## Extracted material

──────────────────────────────

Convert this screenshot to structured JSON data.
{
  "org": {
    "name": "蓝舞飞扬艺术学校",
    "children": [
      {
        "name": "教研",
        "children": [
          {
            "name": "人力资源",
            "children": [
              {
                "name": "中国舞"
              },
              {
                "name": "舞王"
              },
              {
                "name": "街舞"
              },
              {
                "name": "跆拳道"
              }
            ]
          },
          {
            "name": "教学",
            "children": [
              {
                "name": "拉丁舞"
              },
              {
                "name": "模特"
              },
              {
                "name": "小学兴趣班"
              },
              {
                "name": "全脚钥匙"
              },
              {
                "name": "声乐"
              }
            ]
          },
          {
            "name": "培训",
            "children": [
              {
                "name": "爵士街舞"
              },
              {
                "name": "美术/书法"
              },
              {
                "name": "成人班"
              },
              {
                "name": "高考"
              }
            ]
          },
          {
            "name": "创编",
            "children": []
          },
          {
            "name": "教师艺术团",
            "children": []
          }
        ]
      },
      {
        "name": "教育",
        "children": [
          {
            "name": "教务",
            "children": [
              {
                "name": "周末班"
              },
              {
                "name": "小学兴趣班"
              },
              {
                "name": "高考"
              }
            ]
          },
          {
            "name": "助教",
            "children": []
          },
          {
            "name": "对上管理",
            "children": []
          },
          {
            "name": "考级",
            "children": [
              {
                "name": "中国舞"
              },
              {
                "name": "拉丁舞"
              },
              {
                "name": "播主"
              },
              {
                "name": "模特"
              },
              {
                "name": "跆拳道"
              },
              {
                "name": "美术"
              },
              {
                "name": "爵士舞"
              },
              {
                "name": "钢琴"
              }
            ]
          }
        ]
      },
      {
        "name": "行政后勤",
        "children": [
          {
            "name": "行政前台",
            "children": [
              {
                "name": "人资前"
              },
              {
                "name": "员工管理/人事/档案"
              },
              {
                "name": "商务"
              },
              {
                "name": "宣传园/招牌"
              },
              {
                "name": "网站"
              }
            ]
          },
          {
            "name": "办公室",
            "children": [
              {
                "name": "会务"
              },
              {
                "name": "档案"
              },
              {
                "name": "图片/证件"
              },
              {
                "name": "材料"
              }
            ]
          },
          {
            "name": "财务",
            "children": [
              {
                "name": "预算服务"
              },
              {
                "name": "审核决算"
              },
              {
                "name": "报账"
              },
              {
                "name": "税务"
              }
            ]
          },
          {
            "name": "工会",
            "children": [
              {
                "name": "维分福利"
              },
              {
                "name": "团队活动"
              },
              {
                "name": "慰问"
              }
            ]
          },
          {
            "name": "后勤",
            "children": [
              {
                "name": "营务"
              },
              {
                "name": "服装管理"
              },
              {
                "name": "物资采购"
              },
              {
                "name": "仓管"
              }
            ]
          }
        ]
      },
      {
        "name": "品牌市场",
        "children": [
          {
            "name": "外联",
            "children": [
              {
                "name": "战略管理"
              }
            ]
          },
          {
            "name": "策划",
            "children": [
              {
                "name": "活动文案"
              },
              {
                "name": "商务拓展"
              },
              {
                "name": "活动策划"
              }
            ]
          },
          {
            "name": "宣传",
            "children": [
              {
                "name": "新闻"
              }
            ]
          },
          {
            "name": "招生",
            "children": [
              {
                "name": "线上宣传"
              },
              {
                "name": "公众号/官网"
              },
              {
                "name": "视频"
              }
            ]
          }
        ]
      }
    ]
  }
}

──────────────────────────────

## Exercise requirements
Hand back the material above in full, exactly as written.

## The reply
Convert this screenshot to structured JSON data.
{
  "org": {
    "name": "蓝舞飞扬艺术学校",
    "children": [
      {
        "name": "教研",
        "children": [
          {
            "name": "人力资源",
            "children": [
              {
                "name": "中国舞"
              },
              {
                "name": "舞王"
              },
              {
                "name": "街舞"
              },
              {
                "name": "跆拳道"
              }
            ]
          },
          {
            "name": "教学",
            "children": [
              {
                "name": "拉丁舞"
              },
              {
                "name": "模特"
              },
              {
                "name": "小学兴趣班"
              },
              {
                "name": "全脚钥匙"
              },
              {
                "name": "声乐"
              }
            ]
          },
          {
            "name": "培训",
            "children": [
              {
                "name": "爵士街舞"
              },
              {
                "name": "美术/书法"
              },
              {
                "name": "成人班"
              },
              {
                "name": "高考"
              }
            ]
          },
          {
            "name": "创编",
            "children": []
          },
          {
            "name": "教师艺术团",
            "children": []
          }
        ]
      },
      {
        "name": "教育",
        "children": [
          {
            "name": "教务",
            "children": [
              {
                "name": "周末班"
              },
              {
                "name": "小学兴趣班"
              },
              {
                "name": "高考"
              }
            ]
          },
          {
            "name": "助教",
            "children": []
          },
          {
            "name": "对上管理",
            "children": []
          },
          {
            "name": "考级",
            "children": [
              {
                "name": "中国舞"
              },
              {
                "name": "拉丁舞"
              },
              {
                "name": "播主"
              },
              {
                "name": "模特"
              },
              {
                "name": "跆拳道"
              },
              {
                "name": "美术"
              },
              {
                "name": "爵士舞"
              },
              {
                "name": "钢琴"
              }
            ]
          }
        ]
      },
      {
        "name": "行政后勤",
        "children": [
          {
            "name": "行政前台",
            "children": [
              {
                "name": "人资前"
              },
              {
                "name": "员工管理/人事/档案"
              },
              {
                "name": "商务"
              },
              {
                "name": "宣传园/招牌"
              },
              {
                "name": "网站"
              }
            ]
          },
          {
            "name": "办公室",
            "children": [
              {
                "name": "会务"
              },
              {
                "name": "档案"
              },
              {
                "name": "图片/证件"
              },
              {
                "name": "材料"
              }
            ]
          },
          {
            "name": "财务",
            "children": [
              {
                "name": "预算服务"
              },
              {
                "name": "审核决算"
              },
              {
                "name": "报账"
              },
              {
                "name": "税务"
              }
            ]
          },
          {
            "name": "工会",
            "children": [
              {
                "name": "维分福利"
              },
              {
                "name": "团队活动"
              },
              {
                "name": "慰问"
              }
            ]
          },
          {
            "name": "后勤",
            "children": [
              {
                "name": "营务"
              },
              {
                "name": "服装管理"
              },
              {
                "name": "物资采购"
              },
              {
                "name": "仓管"
              }
            ]
          }
        ]
      },
      {
        "name": "品牌市场",
        "children": [
          {
            "name": "外联",
            "children": [
              {
                "name": "战略管理"
              }
            ]
          },
          {
            "name": "策划",
            "children": [
              {
                "name": "活动文案"
              },
              {
                "name": "商务拓展"
              },
              {
                "name": "活动策划"
              }
            ]
          },
          {
            "name": "宣传",
            "children": [
              {
                "name": "新闻"
              }
            ]
          },
          {
            "name": "招生",
            "children": [
              {
                "name": "线上宣传"
              },
              {
                "name": "公众号/官网"
              },
              {
                "name": "视频"
              }
            ]
          }
        ]
      }
    ]
  }
}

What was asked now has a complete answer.